▶ _Exercise requirements_:
Tell how many lines include the string "generasjon". Answer with a single number.

──────────────────────────────

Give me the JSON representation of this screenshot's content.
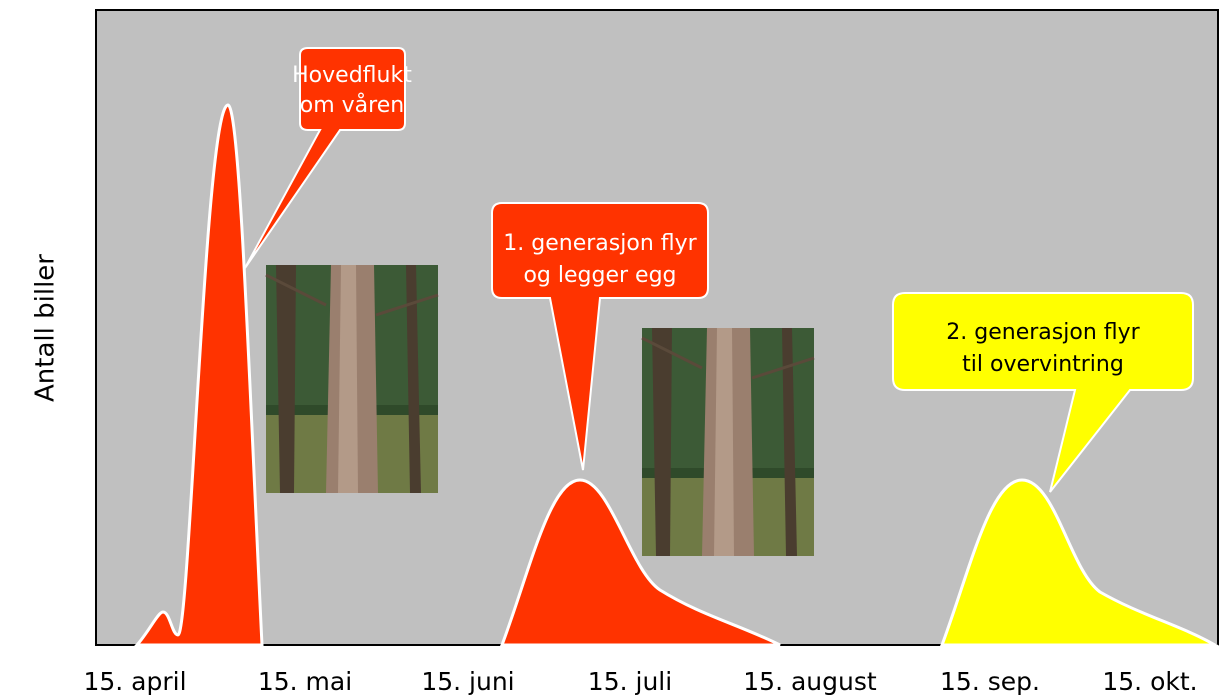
{
  "axis": {
    "y_label": "Antall biller",
    "x_labels": [
      "15. april",
      "15. mai",
      "15. juni",
      "15. juli",
      "15. august",
      "15. sep.",
      "15. okt."
    ]
  },
  "callouts": [
    {
      "lines": [
        "Hovedflukt",
        "om våren"
      ]
    },
    {
      "lines": [
        "1. generasjon flyr",
        "og legger egg"
      ]
    },
    {
      "lines": [
        "2. generasjon flyr",
        "til overvintring"
      ]
    }
  ]
}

──────────────────────────────

▶ _Answer to this task_:
2